Your goal:
Where a line in the listing below contains the word "době", copy that line.

Data records:
■ ■ ■ ■
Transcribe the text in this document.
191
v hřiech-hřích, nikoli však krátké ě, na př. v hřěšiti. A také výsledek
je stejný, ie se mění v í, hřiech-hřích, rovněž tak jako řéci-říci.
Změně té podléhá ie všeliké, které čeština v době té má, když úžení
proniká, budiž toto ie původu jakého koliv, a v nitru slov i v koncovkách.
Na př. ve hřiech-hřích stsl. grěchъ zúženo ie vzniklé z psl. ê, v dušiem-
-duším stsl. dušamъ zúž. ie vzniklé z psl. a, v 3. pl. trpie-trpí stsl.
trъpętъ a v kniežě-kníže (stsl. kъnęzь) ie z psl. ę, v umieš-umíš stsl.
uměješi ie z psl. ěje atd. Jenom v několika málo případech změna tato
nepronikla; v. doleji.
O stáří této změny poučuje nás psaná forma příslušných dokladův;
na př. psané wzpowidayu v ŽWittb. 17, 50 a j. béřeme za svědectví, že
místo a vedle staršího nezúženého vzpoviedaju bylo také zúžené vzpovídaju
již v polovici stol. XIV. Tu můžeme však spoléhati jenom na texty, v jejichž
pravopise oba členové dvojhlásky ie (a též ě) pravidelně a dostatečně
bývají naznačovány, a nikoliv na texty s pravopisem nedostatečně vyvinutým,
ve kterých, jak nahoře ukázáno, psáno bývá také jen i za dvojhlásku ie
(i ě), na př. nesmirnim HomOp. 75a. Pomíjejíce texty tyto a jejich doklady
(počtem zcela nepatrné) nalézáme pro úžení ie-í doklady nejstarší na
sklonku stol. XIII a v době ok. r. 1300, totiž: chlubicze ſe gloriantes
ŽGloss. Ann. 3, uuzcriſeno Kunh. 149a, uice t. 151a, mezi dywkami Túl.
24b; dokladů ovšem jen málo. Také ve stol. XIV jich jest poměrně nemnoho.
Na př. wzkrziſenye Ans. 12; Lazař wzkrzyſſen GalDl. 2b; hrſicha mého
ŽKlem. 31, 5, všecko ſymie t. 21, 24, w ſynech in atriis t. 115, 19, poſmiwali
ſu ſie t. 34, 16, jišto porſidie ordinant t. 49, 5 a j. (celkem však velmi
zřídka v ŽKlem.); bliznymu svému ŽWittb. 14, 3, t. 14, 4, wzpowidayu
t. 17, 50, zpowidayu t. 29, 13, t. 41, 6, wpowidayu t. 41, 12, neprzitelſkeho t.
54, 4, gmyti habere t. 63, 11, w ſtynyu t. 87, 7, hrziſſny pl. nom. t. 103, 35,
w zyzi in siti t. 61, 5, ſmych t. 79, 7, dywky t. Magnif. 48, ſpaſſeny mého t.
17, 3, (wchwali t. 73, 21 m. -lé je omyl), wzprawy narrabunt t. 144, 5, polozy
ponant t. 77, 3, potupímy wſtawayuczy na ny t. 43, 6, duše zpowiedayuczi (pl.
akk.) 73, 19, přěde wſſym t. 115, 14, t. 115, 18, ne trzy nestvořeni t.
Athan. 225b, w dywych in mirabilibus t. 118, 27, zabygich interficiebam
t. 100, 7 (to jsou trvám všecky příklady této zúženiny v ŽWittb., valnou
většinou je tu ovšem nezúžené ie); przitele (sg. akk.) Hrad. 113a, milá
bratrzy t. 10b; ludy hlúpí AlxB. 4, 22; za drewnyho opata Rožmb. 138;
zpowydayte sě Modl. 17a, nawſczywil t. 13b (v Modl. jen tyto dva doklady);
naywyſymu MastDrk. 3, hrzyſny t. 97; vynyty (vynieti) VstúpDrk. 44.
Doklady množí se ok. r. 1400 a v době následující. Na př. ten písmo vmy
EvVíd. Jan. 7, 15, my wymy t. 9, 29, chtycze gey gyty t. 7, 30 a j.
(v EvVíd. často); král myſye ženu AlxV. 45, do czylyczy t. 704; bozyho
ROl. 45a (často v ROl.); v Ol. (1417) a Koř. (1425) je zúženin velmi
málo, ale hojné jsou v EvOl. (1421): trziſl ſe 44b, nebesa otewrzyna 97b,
■ ■ ■ ■
The completed task:
Změně té podléhá ie všeliké, které čeština v době té má, když úžení
sklonku stol. XIII a v době ok. r. 1300, totiž: chlubicze ſe gloriantes
Doklady množí se ok. r. 1400 a v době následující. Na př. ten písmo vmy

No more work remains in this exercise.